# Start of Recorded data
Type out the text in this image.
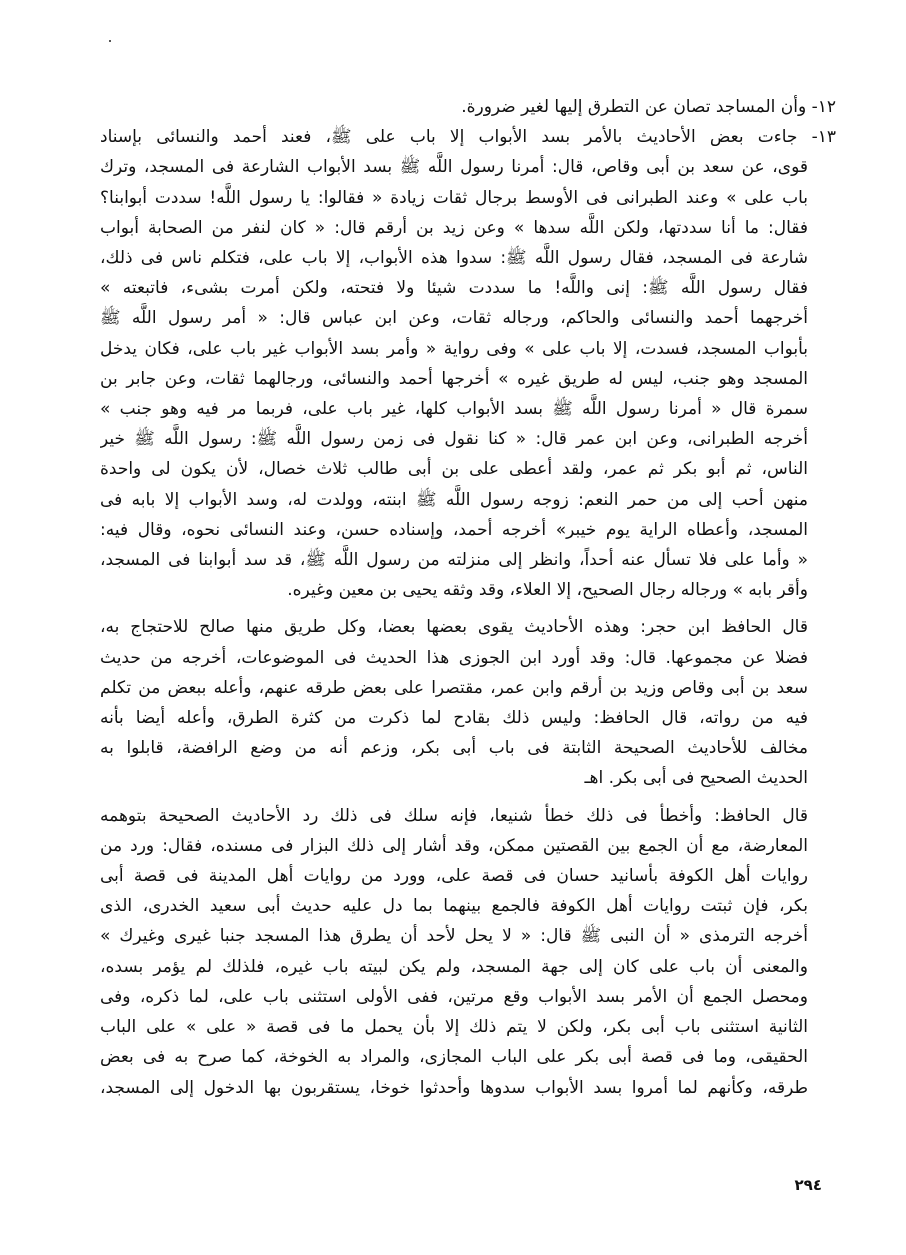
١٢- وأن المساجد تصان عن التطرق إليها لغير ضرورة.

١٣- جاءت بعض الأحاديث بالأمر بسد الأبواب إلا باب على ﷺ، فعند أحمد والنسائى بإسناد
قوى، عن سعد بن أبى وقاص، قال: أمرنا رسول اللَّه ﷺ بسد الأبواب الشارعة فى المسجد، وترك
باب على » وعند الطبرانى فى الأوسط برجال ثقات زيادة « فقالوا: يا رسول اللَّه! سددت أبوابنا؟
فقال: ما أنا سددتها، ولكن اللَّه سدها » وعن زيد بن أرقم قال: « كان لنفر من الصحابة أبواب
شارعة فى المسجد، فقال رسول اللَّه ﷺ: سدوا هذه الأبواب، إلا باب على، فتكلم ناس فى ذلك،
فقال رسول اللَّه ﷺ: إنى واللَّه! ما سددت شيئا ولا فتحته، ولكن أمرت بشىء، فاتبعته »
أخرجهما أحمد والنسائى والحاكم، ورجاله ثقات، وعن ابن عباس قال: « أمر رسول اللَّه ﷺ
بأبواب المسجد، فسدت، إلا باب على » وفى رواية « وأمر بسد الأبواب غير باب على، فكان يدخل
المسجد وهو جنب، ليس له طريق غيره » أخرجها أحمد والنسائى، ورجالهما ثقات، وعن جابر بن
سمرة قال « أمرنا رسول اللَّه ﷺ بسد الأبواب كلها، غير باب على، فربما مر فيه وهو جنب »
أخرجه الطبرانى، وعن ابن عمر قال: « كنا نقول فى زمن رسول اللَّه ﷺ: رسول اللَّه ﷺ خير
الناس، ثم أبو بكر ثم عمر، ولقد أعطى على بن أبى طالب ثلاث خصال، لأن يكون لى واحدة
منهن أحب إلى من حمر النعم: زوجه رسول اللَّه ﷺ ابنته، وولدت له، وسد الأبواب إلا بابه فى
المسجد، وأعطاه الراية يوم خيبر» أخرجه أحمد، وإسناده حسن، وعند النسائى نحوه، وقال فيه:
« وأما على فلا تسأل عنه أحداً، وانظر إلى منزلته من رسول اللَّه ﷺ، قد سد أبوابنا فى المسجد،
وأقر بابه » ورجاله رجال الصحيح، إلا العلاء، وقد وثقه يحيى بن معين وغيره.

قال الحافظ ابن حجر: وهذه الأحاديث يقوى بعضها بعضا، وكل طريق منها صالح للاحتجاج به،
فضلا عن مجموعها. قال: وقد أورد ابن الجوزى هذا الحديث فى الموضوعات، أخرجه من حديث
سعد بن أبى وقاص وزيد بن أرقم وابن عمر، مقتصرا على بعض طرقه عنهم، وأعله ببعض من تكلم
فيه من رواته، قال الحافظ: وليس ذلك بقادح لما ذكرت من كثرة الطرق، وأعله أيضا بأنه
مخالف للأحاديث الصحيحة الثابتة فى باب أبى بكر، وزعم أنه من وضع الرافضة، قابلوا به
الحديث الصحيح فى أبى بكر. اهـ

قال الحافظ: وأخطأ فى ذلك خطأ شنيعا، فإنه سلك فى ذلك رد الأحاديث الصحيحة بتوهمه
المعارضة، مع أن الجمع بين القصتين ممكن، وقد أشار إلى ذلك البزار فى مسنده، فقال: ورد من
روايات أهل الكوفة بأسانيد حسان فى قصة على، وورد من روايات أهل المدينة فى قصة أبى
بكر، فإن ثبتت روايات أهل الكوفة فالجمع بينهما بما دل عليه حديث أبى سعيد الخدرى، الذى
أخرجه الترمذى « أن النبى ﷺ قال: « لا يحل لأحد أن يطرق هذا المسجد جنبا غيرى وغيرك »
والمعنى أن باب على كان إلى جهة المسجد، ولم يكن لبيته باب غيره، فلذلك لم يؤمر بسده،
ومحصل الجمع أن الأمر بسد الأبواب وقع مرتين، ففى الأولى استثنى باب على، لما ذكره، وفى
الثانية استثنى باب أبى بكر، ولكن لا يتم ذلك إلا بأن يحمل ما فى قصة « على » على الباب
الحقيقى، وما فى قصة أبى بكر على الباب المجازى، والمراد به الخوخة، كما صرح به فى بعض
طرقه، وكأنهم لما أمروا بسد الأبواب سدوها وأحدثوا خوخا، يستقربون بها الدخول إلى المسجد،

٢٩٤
# End of Recorded data
# Start of Recorded data
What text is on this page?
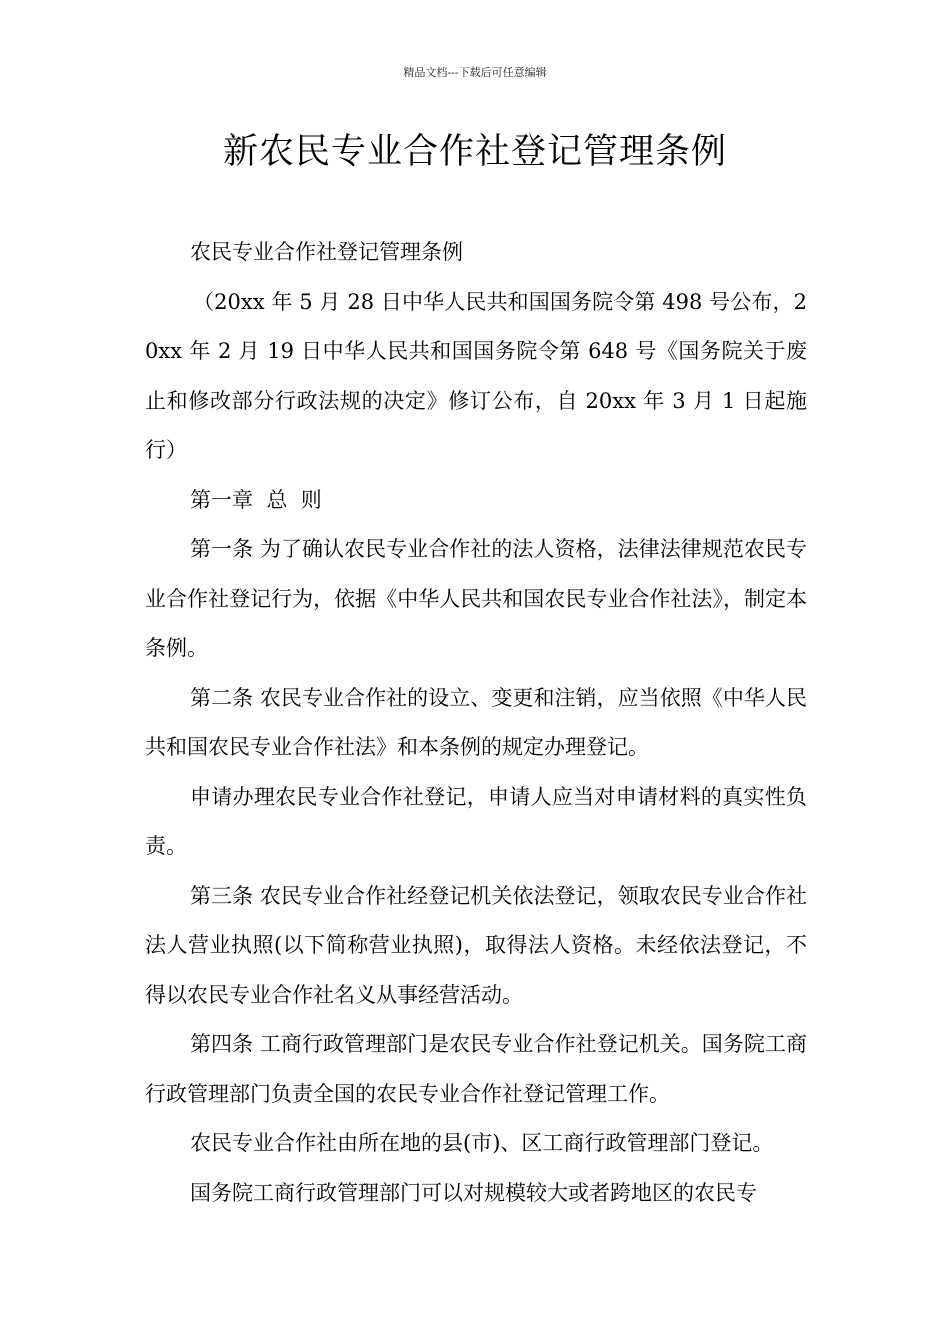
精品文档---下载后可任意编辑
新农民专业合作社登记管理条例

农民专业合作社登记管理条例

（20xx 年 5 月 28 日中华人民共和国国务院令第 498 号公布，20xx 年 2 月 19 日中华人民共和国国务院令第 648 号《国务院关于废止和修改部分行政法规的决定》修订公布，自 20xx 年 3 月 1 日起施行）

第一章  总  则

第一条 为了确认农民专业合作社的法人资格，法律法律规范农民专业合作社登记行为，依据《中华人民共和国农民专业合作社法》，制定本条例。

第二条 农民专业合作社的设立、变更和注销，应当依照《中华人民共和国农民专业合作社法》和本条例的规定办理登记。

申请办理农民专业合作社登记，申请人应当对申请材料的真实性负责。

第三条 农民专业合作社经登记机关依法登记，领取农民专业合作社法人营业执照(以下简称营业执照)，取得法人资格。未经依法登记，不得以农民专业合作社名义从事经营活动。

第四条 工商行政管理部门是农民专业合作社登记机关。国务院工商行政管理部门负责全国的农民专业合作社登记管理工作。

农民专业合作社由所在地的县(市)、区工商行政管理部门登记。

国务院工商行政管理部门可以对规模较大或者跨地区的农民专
# End of Recorded data
# Start of Recorded data
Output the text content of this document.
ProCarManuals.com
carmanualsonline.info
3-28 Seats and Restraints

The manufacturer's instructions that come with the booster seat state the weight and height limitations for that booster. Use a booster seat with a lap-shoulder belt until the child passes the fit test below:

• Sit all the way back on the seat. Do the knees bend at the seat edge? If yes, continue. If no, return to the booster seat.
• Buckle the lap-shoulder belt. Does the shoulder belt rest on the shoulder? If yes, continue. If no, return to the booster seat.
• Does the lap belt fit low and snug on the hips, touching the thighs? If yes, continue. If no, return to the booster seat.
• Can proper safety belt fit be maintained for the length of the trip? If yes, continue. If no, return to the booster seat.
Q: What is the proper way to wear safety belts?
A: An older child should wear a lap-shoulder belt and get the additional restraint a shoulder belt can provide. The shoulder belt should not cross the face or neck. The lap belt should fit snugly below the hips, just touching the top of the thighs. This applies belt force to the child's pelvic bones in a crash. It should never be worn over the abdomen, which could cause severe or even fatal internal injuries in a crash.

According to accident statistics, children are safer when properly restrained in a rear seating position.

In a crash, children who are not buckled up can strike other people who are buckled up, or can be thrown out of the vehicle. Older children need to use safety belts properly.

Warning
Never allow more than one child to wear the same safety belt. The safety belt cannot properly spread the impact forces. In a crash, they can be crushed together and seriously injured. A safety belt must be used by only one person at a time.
# End of Recorded data
Looking at the records above, work out how many lines include the string "روايات". Give the number and nothing else.

2